___ Available records ___
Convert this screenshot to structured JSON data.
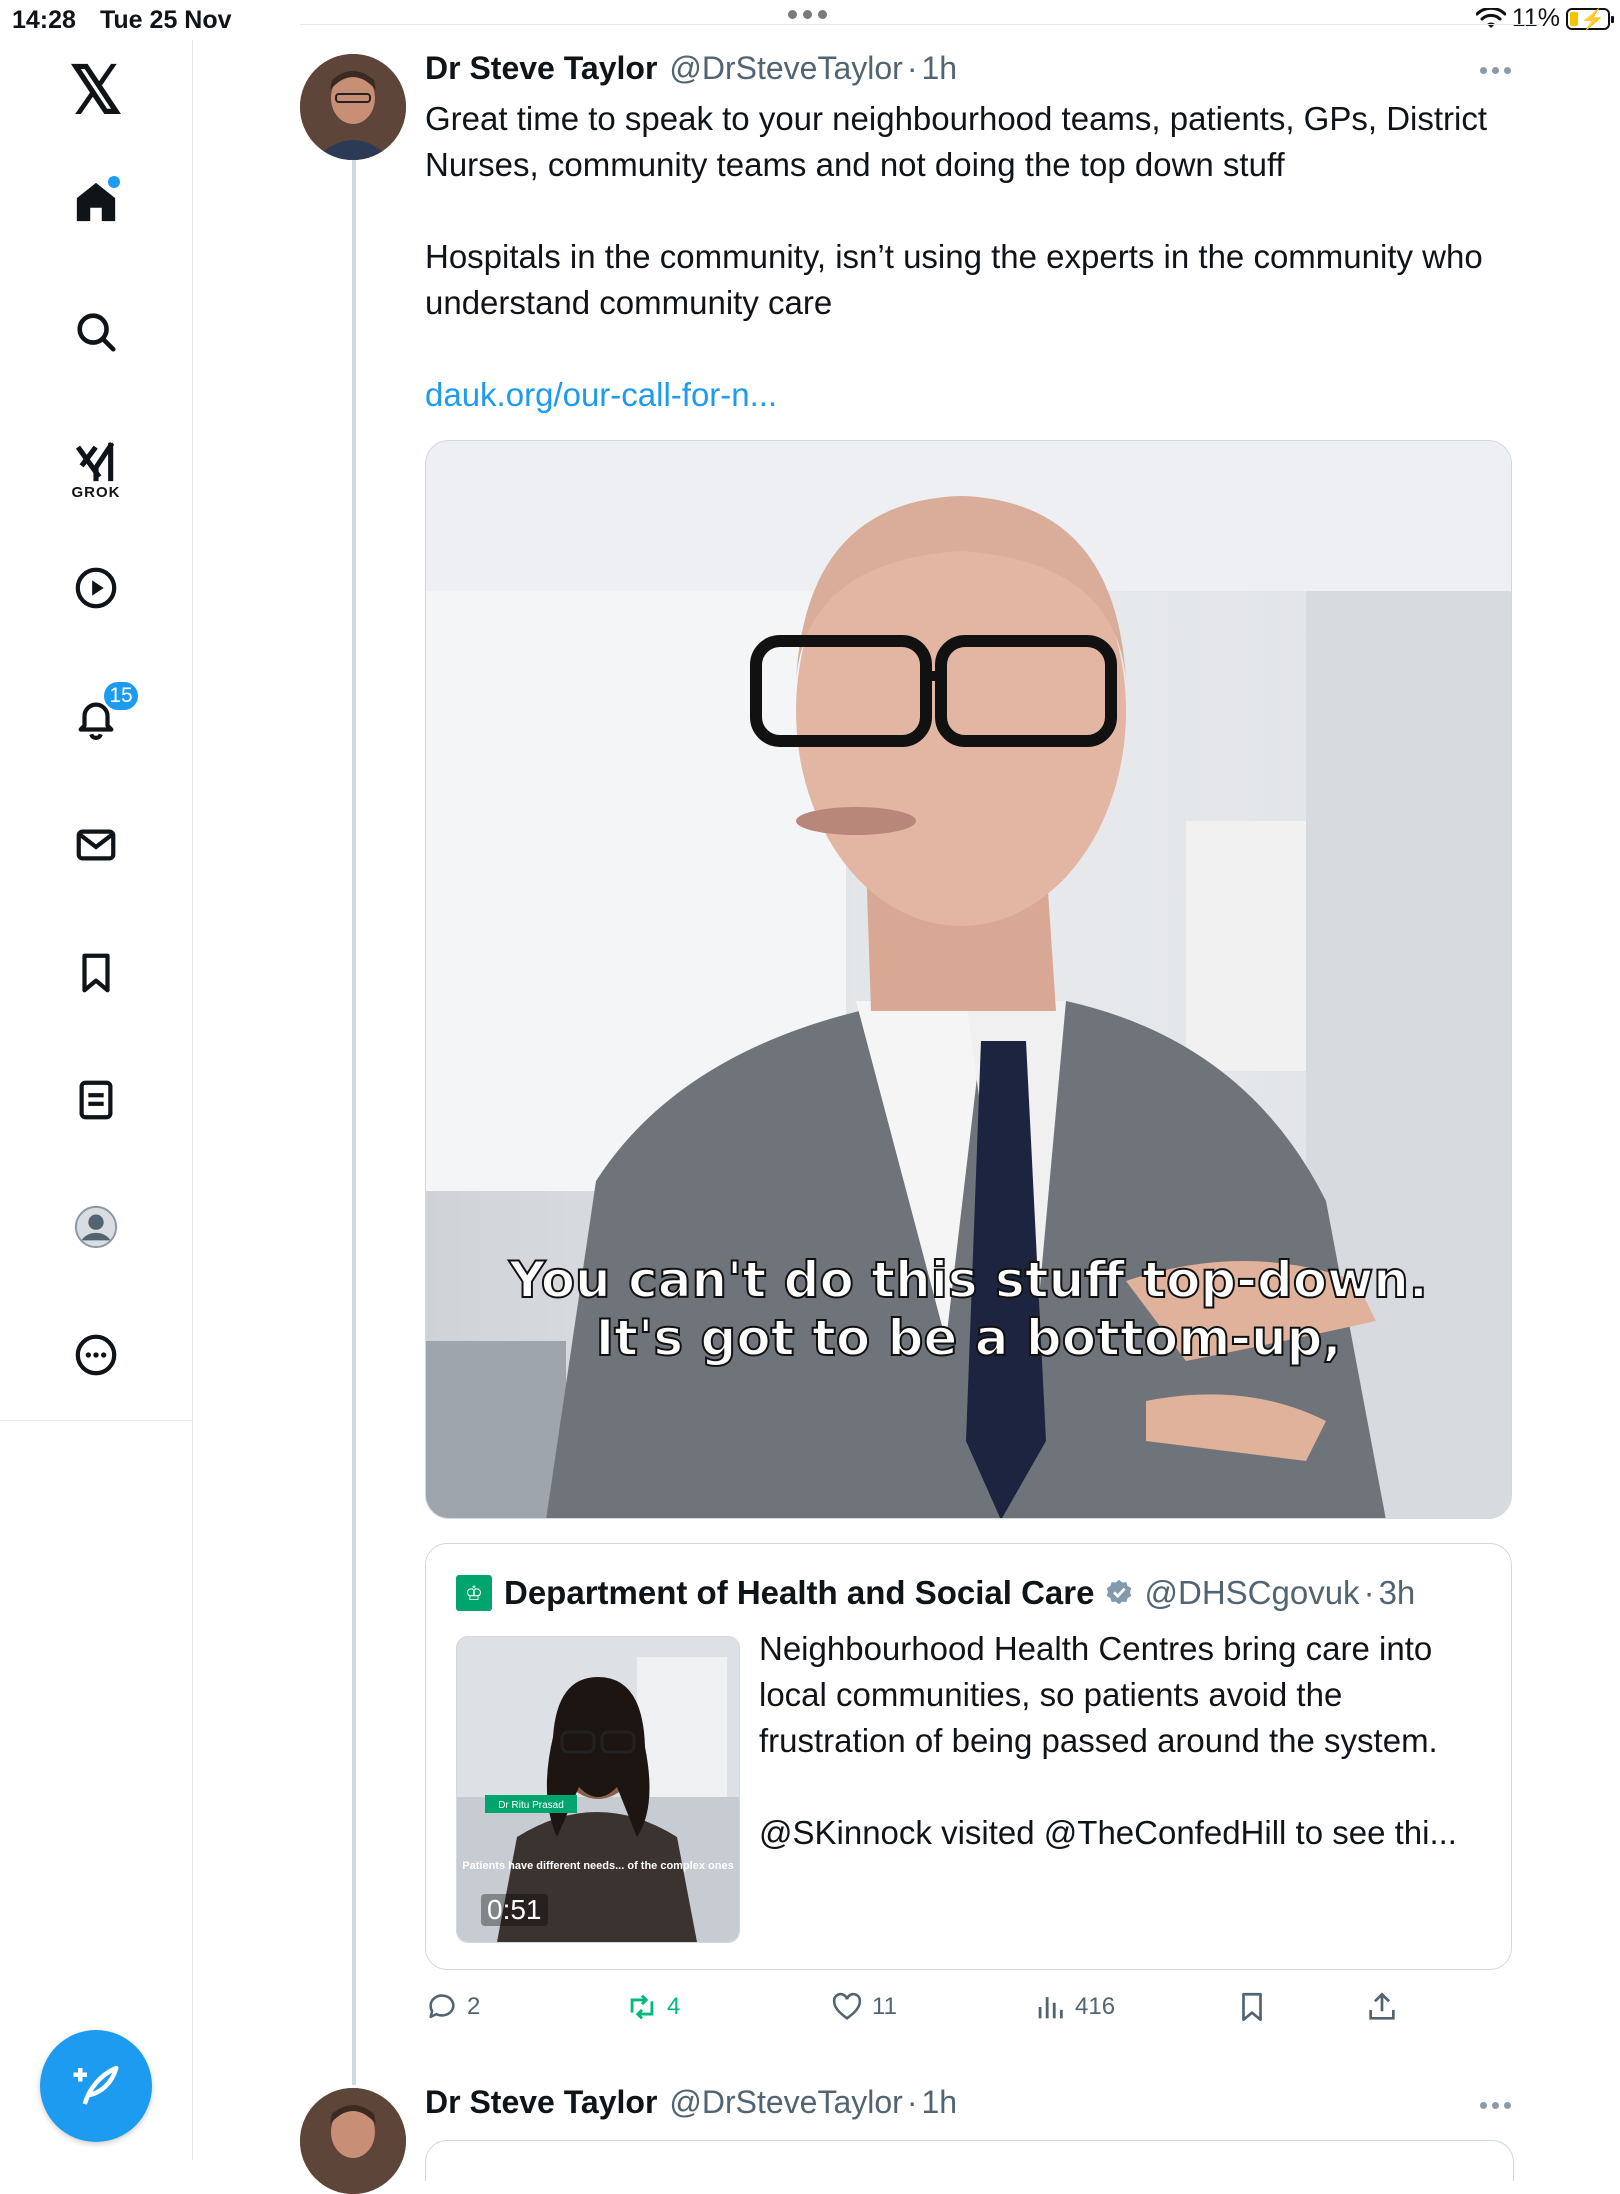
{
  "status_bar": {
    "time": "14:28",
    "date": "Tue 25 Nov",
    "battery": "11%"
  },
  "sidebar": {
    "items": [
      {
        "name": "x-logo",
        "icon": "x-logo-icon",
        "label": "𝕏"
      },
      {
        "name": "home",
        "icon": "home-icon"
      },
      {
        "name": "explore",
        "icon": "search-icon"
      },
      {
        "name": "grok",
        "icon": "grok-icon",
        "label": "GROK"
      },
      {
        "name": "video",
        "icon": "play-icon"
      },
      {
        "name": "notifications",
        "icon": "bell-icon",
        "badge": "15"
      },
      {
        "name": "messages",
        "icon": "mail-icon"
      },
      {
        "name": "bookmarks",
        "icon": "bookmark-icon"
      },
      {
        "name": "lists",
        "icon": "list-icon"
      },
      {
        "name": "profile",
        "icon": "avatar-icon"
      },
      {
        "name": "more",
        "icon": "more-circle-icon"
      }
    ],
    "compose_icon": "compose-feather-icon"
  },
  "tweet": {
    "author_name": "Dr Steve Taylor",
    "handle": "@DrSteveTaylor",
    "separator": "·",
    "time": "1h",
    "text_paragraphs": [
      "Great time to speak to your neighbourhood teams, patients, GPs, District Nurses, community teams and not doing the top down stuff",
      "Hospitals in the community, isn’t using the experts in the community who understand community care"
    ],
    "link": "dauk.org/our-call-for-n...",
    "media_caption": [
      "You can't do this stuff top-down.",
      "It's got to be a bottom-up,"
    ],
    "quote": {
      "author_name": "Department of Health and Social Care",
      "handle": "@DHSCgovuk",
      "separator": "·",
      "time": "3h",
      "text_paragraphs": [
        "Neighbourhood Health Centres bring care into local communities, so patients avoid the frustration of being passed around the system.",
        "@SKinnock visited @TheConfedHill to see thi..."
      ],
      "video_duration": "0:51",
      "thumb_name_tag": "Dr Ritu Prasad",
      "thumb_caption": "Patients have different needs... of the complex ones"
    },
    "actions": {
      "replies": "2",
      "reposts": "4",
      "likes": "11",
      "views": "416"
    },
    "colors": {
      "link": "#1d9bf0",
      "repost": "#00ba7c",
      "muted": "#536471"
    }
  },
  "tweet2": {
    "author_name": "Dr Steve Taylor",
    "handle": "@DrSteveTaylor",
    "separator": "·",
    "time": "1h"
  }
}
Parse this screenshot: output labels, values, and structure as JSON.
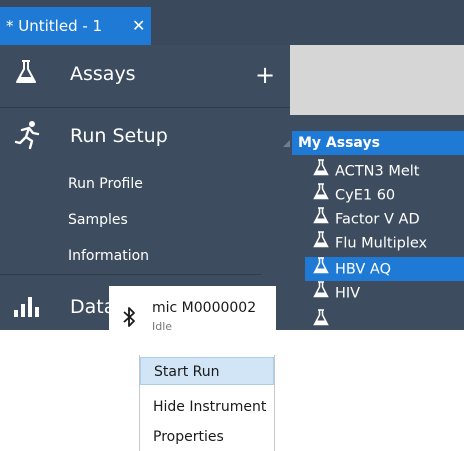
{
  "tab": {
    "title": "* Untitled - 1",
    "close": "✕"
  },
  "nav": {
    "assays": {
      "label": "Assays",
      "icon": "flask-icon",
      "add": "+"
    },
    "run_setup": {
      "label": "Run Setup",
      "icon": "runner-icon",
      "items": [
        {
          "label": "Run Profile"
        },
        {
          "label": "Samples"
        },
        {
          "label": "Information"
        }
      ]
    },
    "data": {
      "label": "Data",
      "icon": "bar-chart-icon"
    }
  },
  "tree": {
    "header": "My Assays",
    "items": [
      {
        "label": "ACTN3 Melt"
      },
      {
        "label": "CyE1 60"
      },
      {
        "label": "Factor V AD"
      },
      {
        "label": "Flu Multiplex"
      },
      {
        "label": "HBV AQ",
        "selected": true
      },
      {
        "label": "HIV"
      },
      {
        "label": ""
      }
    ]
  },
  "instrument": {
    "name": "mic M0000002",
    "status": "Idle",
    "icon": "bluetooth-icon"
  },
  "menu": {
    "items": [
      {
        "label": "Start Run",
        "highlighted": true
      },
      {
        "label": "Hide Instrument"
      },
      {
        "label": "Properties"
      }
    ]
  },
  "colors": {
    "accent": "#1e7ad4",
    "nav_bg": "#3d4d5f",
    "tabstrip_bg": "#3a4a5c",
    "workspace": "#d6d6d6",
    "menu_highlight": "#d2e5f6"
  }
}
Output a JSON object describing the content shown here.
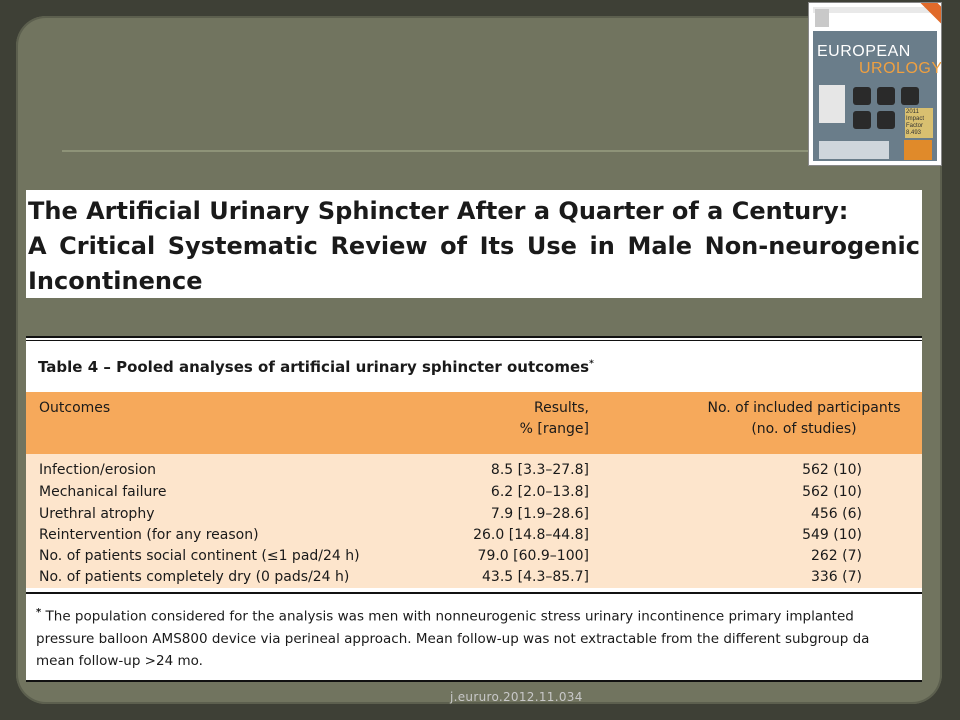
{
  "journal_cover": {
    "name_line1": "EUROPEAN",
    "name_line2": "UROLOGY",
    "impact_badge": "2011 Impact Factor 8.493"
  },
  "article_title": {
    "line1": "The Artificial Urinary Sphincter After a Quarter of a Century:",
    "line2": "A Critical Systematic Review of Its Use in Male Non-neurogenic",
    "line3": "Incontinence"
  },
  "table": {
    "caption": "Table 4 – Pooled analyses of artificial urinary sphincter outcomes",
    "caption_mark": "*",
    "headers": {
      "outcomes": "Outcomes",
      "results_l1": "Results,",
      "results_l2": "% [range]",
      "participants_l1": "No. of included participants",
      "participants_l2": "(no. of studies)"
    },
    "rows": [
      {
        "outcome": "Infection/erosion",
        "result": "8.5 [3.3–27.8]",
        "participants": "562 (10)"
      },
      {
        "outcome": "Mechanical failure",
        "result": "6.2 [2.0–13.8]",
        "participants": "562 (10)"
      },
      {
        "outcome": "Urethral atrophy",
        "result": "7.9 [1.9–28.6]",
        "participants": "456 (6)"
      },
      {
        "outcome": "Reintervention (for any reason)",
        "result": "26.0 [14.8–44.8]",
        "participants": "549 (10)"
      },
      {
        "outcome": "No. of patients social continent (≤1 pad/24 h)",
        "result": "79.0 [60.9–100]",
        "participants": "262 (7)"
      },
      {
        "outcome": "No. of patients completely dry (0 pads/24 h)",
        "result": "43.5 [4.3–85.7]",
        "participants": "336 (7)"
      }
    ],
    "footnote_mark": "*",
    "footnote_line1": "The population considered for the analysis was men with nonneurogenic stress urinary incontinence primary implanted",
    "footnote_line2": "pressure balloon AMS800 device via perineal approach. Mean follow-up was not extractable from the different subgroup da",
    "footnote_line3": "mean follow-up >24 mo."
  },
  "doi_reference": "j.eururo.2012.11.034",
  "colors": {
    "background": "#3e4036",
    "slide": "#71745f",
    "table_header": "#f6a95b",
    "table_body": "#fde5cc"
  }
}
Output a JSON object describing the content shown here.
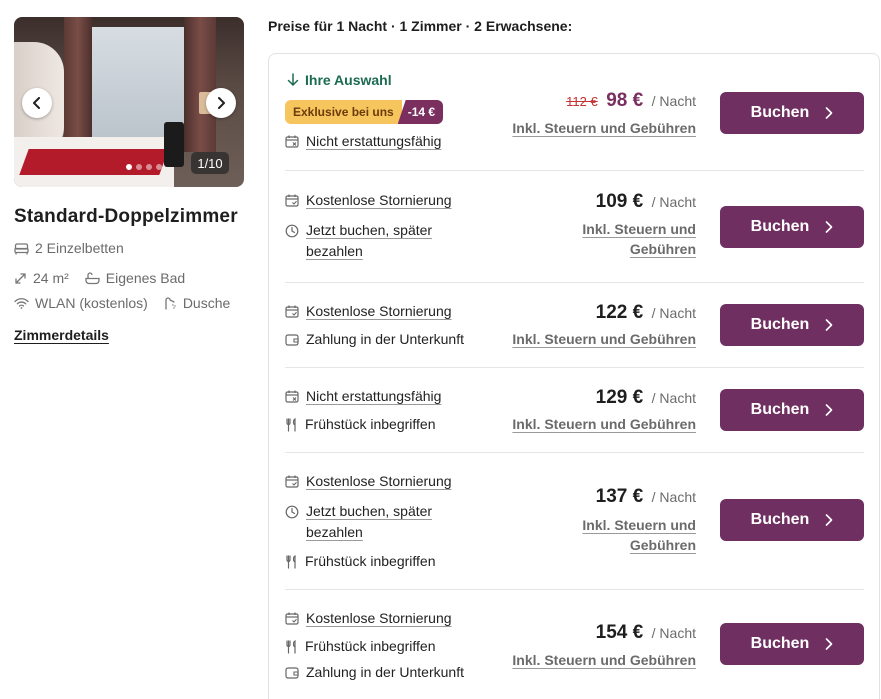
{
  "room": {
    "gallery_counter": "1/10",
    "title": "Standard-Doppelzimmer",
    "beds": "2 Einzelbetten",
    "size": "24 m²",
    "bath": "Eigenes Bad",
    "wifi": "WLAN (kostenlos)",
    "shower": "Dusche",
    "details_link": "Zimmerdetails"
  },
  "prices_heading": "Preise für 1 Nacht · 1 Zimmer · 2 Erwachsene:",
  "common": {
    "per_night": "/ Nacht",
    "taxes_single": "Inkl. Steuern und Gebühren",
    "taxes_line1": "Inkl. Steuern und",
    "taxes_line2": "Gebühren",
    "book_label": "Buchen"
  },
  "offers": [
    {
      "selected_label": "Ihre Auswahl",
      "badge_exclusive": "Exklusive bei uns",
      "badge_discount": "-14 €",
      "feature1": "Nicht erstattungsfähig",
      "old_price": "112 €",
      "price": "98 €"
    },
    {
      "feature1": "Kostenlose Stornierung",
      "feature2_line1": "Jetzt buchen, später",
      "feature2_line2": "bezahlen",
      "price": "109 €"
    },
    {
      "feature1": "Kostenlose Stornierung",
      "feature2": "Zahlung in der Unterkunft",
      "price": "122 €"
    },
    {
      "feature1": "Nicht erstattungsfähig",
      "feature2": "Frühstück inbegriffen",
      "price": "129 €"
    },
    {
      "feature1": "Kostenlose Stornierung",
      "feature2_line1": "Jetzt buchen, später",
      "feature2_line2": "bezahlen",
      "feature3": "Frühstück inbegriffen",
      "price": "137 €"
    },
    {
      "feature1": "Kostenlose Stornierung",
      "feature2": "Frühstück inbegriffen",
      "feature3": "Zahlung in der Unterkunft",
      "price": "154 €"
    }
  ],
  "colors": {
    "brand": "#6f2f60",
    "selected_green": "#1b6b52",
    "badge_yellow": "#f7c55d",
    "strike_red": "#c63131"
  }
}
___
What to produce => Number of lines containing "community" in the data: state it and nothing more.

Response area => 2